→ WORK TO BE COMPLETED
Identify the lines containing the word "skill". Copy each one.

→ INFORMATION SUPPLIED
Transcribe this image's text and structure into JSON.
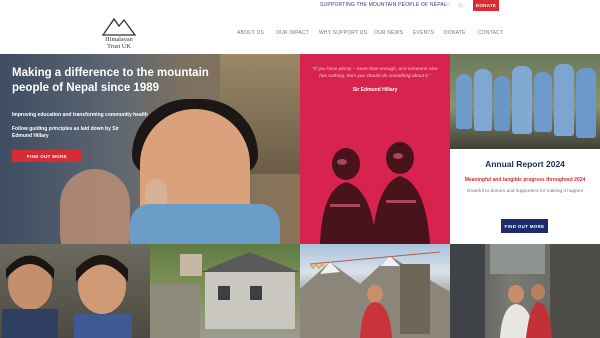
{
  "topbar": {
    "tagline": "SUPPORTING THE MOUNTAIN PEOPLE OF NEPAL",
    "donate": "DONATE",
    "social": [
      "email-icon",
      "facebook-icon",
      "linkedin-icon",
      "instagram-icon"
    ]
  },
  "brand": {
    "line1": "Himalayan",
    "line2": "Trust UK"
  },
  "nav": [
    "ABOUT US",
    "OUR IMPACT",
    "WHY SUPPORT US",
    "OUR NEWS",
    "EVENTS",
    "DONATE",
    "CONTACT"
  ],
  "hero": {
    "title": "Making a difference to the mountain people of Nepal since 1989",
    "line1": "Improving education and transforming community health",
    "line2": "Follow guiding principles as laid down by Sir Edmund Hillary",
    "button": "FIND OUT MORE"
  },
  "quote": {
    "text": "\"If you have plenty – more than enough, and someone else has nothing, then you should do something about it.\"",
    "author": "Sir Edmund Hillary"
  },
  "report": {
    "title": "Annual Report 2024",
    "subtitle": "Meaningful and tangible progress throughout 2024",
    "text": "Grateful to donors and supporters for making it happen",
    "button": "FIND OUT MORE"
  },
  "colors": {
    "brand_red": "#d62c33",
    "quote_pink": "#d8234e",
    "navy": "#1e2c6b"
  }
}
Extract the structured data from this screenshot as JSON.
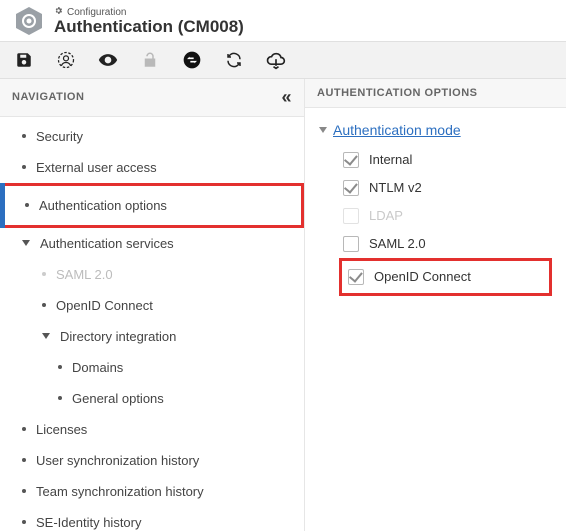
{
  "header": {
    "eyebrow": "Configuration",
    "title": "Authentication (CM008)"
  },
  "toolbar": {
    "save": "Save",
    "profiles": "Profiles",
    "show": "Show",
    "unlock": "Unlock",
    "swap": "Transfer",
    "refresh": "Refresh",
    "cloud": "Cloud"
  },
  "panels": {
    "nav_title": "NAVIGATION",
    "opts_title": "AUTHENTICATION OPTIONS"
  },
  "nav": [
    {
      "label": "Security",
      "type": "item",
      "indent": 0
    },
    {
      "label": "External user access",
      "type": "item",
      "indent": 0
    },
    {
      "label": "Authentication options",
      "type": "item",
      "indent": 0,
      "highlight": true
    },
    {
      "label": "Authentication services",
      "type": "group",
      "indent": 0
    },
    {
      "label": "SAML 2.0",
      "type": "item",
      "indent": 1,
      "muted": true
    },
    {
      "label": "OpenID Connect",
      "type": "item",
      "indent": 1
    },
    {
      "label": "Directory integration",
      "type": "group",
      "indent": 1
    },
    {
      "label": "Domains",
      "type": "item",
      "indent": 2
    },
    {
      "label": "General options",
      "type": "item",
      "indent": 2
    },
    {
      "label": "Licenses",
      "type": "item",
      "indent": 0
    },
    {
      "label": "User synchronization history",
      "type": "item",
      "indent": 0
    },
    {
      "label": "Team synchronization history",
      "type": "item",
      "indent": 0
    },
    {
      "label": "SE-Identity history",
      "type": "item",
      "indent": 0
    }
  ],
  "auth_group": {
    "title": "Authentication mode",
    "options": [
      {
        "label": "Internal",
        "checked": true,
        "disabled": false
      },
      {
        "label": "NTLM v2",
        "checked": true,
        "disabled": false
      },
      {
        "label": "LDAP",
        "checked": false,
        "disabled": true
      },
      {
        "label": "SAML 2.0",
        "checked": false,
        "disabled": false
      },
      {
        "label": "OpenID Connect",
        "checked": true,
        "disabled": false,
        "highlight": true
      }
    ]
  }
}
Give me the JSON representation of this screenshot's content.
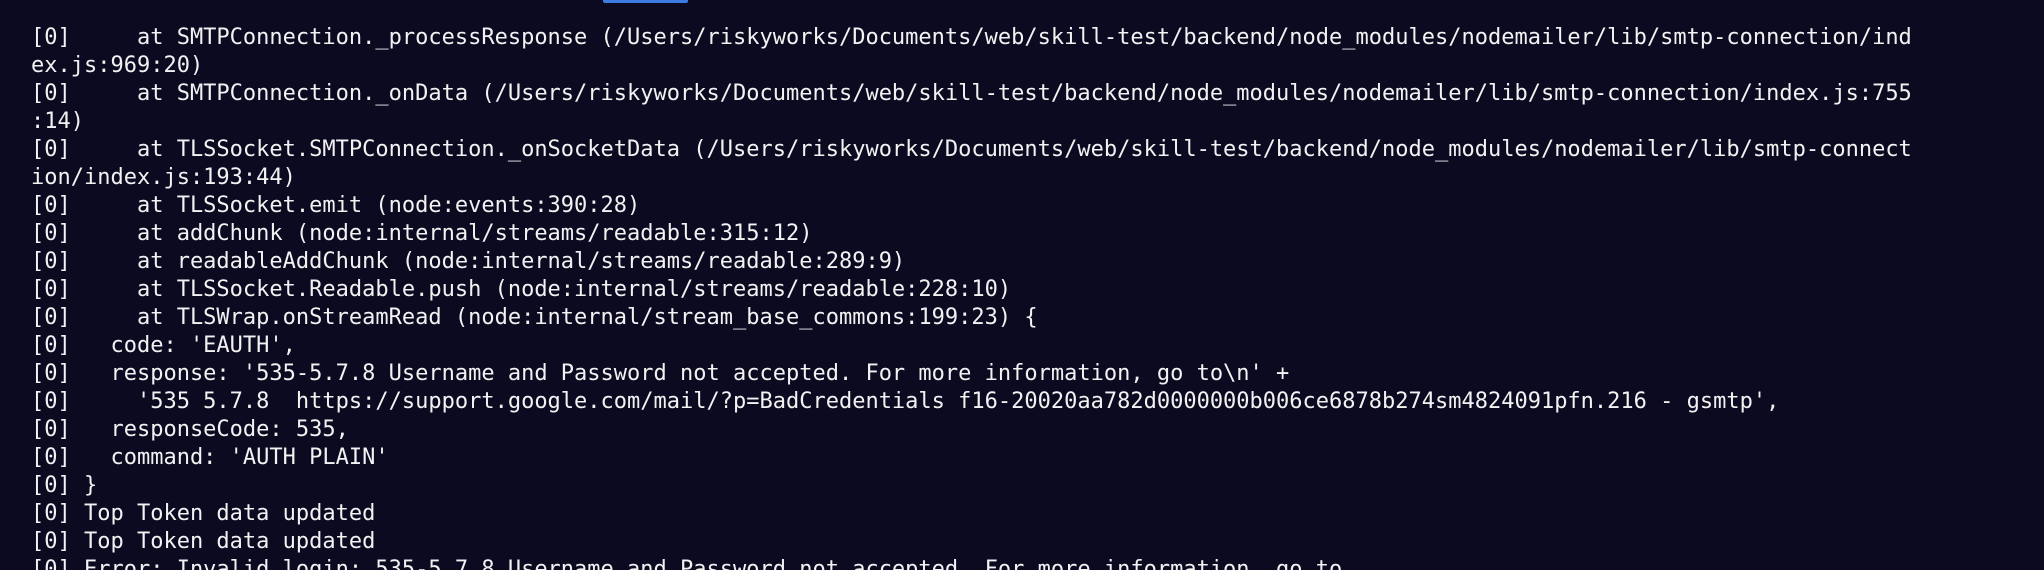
{
  "terminal": {
    "lines": [
      "[0]     at SMTPConnection._processResponse (/Users/riskyworks/Documents/web/skill-test/backend/node_modules/nodemailer/lib/smtp-connection/ind",
      "ex.js:969:20)",
      "[0]     at SMTPConnection._onData (/Users/riskyworks/Documents/web/skill-test/backend/node_modules/nodemailer/lib/smtp-connection/index.js:755",
      ":14)",
      "[0]     at TLSSocket.SMTPConnection._onSocketData (/Users/riskyworks/Documents/web/skill-test/backend/node_modules/nodemailer/lib/smtp-connect",
      "ion/index.js:193:44)",
      "[0]     at TLSSocket.emit (node:events:390:28)",
      "[0]     at addChunk (node:internal/streams/readable:315:12)",
      "[0]     at readableAddChunk (node:internal/streams/readable:289:9)",
      "[0]     at TLSSocket.Readable.push (node:internal/streams/readable:228:10)",
      "[0]     at TLSWrap.onStreamRead (node:internal/stream_base_commons:199:23) {",
      "[0]   code: 'EAUTH',",
      "[0]   response: '535-5.7.8 Username and Password not accepted. For more information, go to\\n' +",
      "[0]     '535 5.7.8  https://support.google.com/mail/?p=BadCredentials f16-20020aa782d0000000b006ce6878b274sm4824091pfn.216 - gsmtp',",
      "[0]   responseCode: 535,",
      "[0]   command: 'AUTH PLAIN'",
      "[0] }",
      "[0] Top Token data updated",
      "[0] Top Token data updated",
      "[0] Error: Invalid login: 535-5.7.8 Username and Password not accepted. For more information, go to"
    ]
  }
}
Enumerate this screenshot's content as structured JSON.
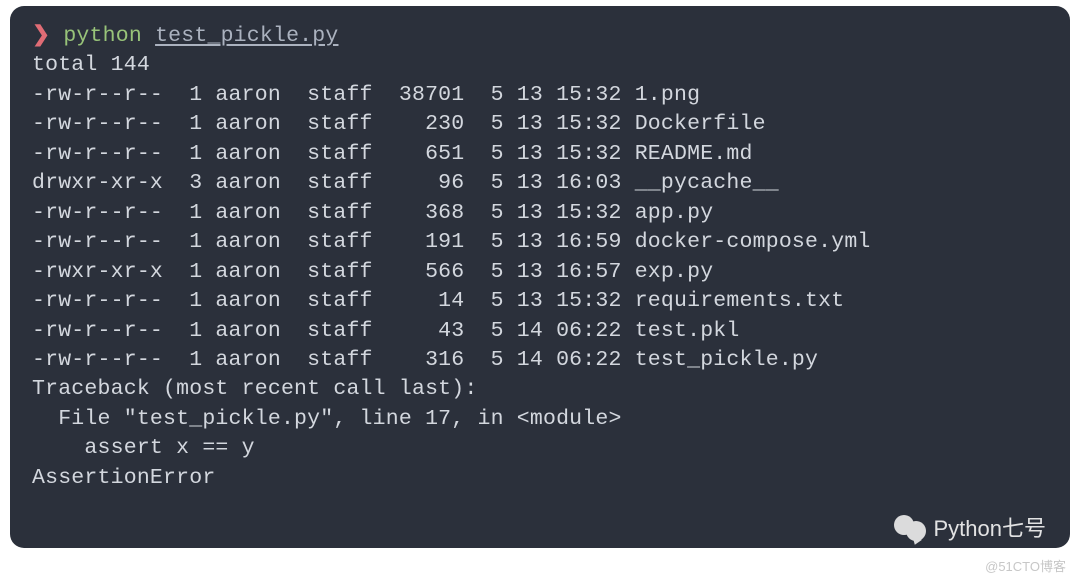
{
  "prompt": {
    "arrow": "❯",
    "command": "python",
    "argument": "test_pickle.py"
  },
  "ls_output": {
    "total_line": "total 144",
    "rows": [
      {
        "perms": "-rw-r--r--",
        "links": "1",
        "owner": "aaron",
        "group": "staff",
        "size": "38701",
        "month": "5",
        "day": "13",
        "time": "15:32",
        "name": "1.png"
      },
      {
        "perms": "-rw-r--r--",
        "links": "1",
        "owner": "aaron",
        "group": "staff",
        "size": "230",
        "month": "5",
        "day": "13",
        "time": "15:32",
        "name": "Dockerfile"
      },
      {
        "perms": "-rw-r--r--",
        "links": "1",
        "owner": "aaron",
        "group": "staff",
        "size": "651",
        "month": "5",
        "day": "13",
        "time": "15:32",
        "name": "README.md"
      },
      {
        "perms": "drwxr-xr-x",
        "links": "3",
        "owner": "aaron",
        "group": "staff",
        "size": "96",
        "month": "5",
        "day": "13",
        "time": "16:03",
        "name": "__pycache__"
      },
      {
        "perms": "-rw-r--r--",
        "links": "1",
        "owner": "aaron",
        "group": "staff",
        "size": "368",
        "month": "5",
        "day": "13",
        "time": "15:32",
        "name": "app.py"
      },
      {
        "perms": "-rw-r--r--",
        "links": "1",
        "owner": "aaron",
        "group": "staff",
        "size": "191",
        "month": "5",
        "day": "13",
        "time": "16:59",
        "name": "docker-compose.yml"
      },
      {
        "perms": "-rwxr-xr-x",
        "links": "1",
        "owner": "aaron",
        "group": "staff",
        "size": "566",
        "month": "5",
        "day": "13",
        "time": "16:57",
        "name": "exp.py"
      },
      {
        "perms": "-rw-r--r--",
        "links": "1",
        "owner": "aaron",
        "group": "staff",
        "size": "14",
        "month": "5",
        "day": "13",
        "time": "15:32",
        "name": "requirements.txt"
      },
      {
        "perms": "-rw-r--r--",
        "links": "1",
        "owner": "aaron",
        "group": "staff",
        "size": "43",
        "month": "5",
        "day": "14",
        "time": "06:22",
        "name": "test.pkl"
      },
      {
        "perms": "-rw-r--r--",
        "links": "1",
        "owner": "aaron",
        "group": "staff",
        "size": "316",
        "month": "5",
        "day": "14",
        "time": "06:22",
        "name": "test_pickle.py"
      }
    ]
  },
  "traceback": {
    "header": "Traceback (most recent call last):",
    "file_line": "  File \"test_pickle.py\", line 17, in <module>",
    "code_line": "    assert x == y",
    "error_line": "AssertionError"
  },
  "watermark": {
    "text": "Python七号"
  },
  "footer": {
    "text": "@51CTO博客"
  }
}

→ OUTPUT OF THE TASK
      "[0]     at SMTPConnection._processResponse (/Users/riskyworks/Documents/web/skill-test/backend/node_modules/nodemailer/lib/smtp-connection/ind",
      "[0]     at SMTPConnection._onData (/Users/riskyworks/Documents/web/skill-test/backend/node_modules/nodemailer/lib/smtp-connection/index.js:755",
      "[0]     at TLSSocket.SMTPConnection._onSocketData (/Users/riskyworks/Documents/web/skill-test/backend/node_modules/nodemailer/lib/smtp-connect",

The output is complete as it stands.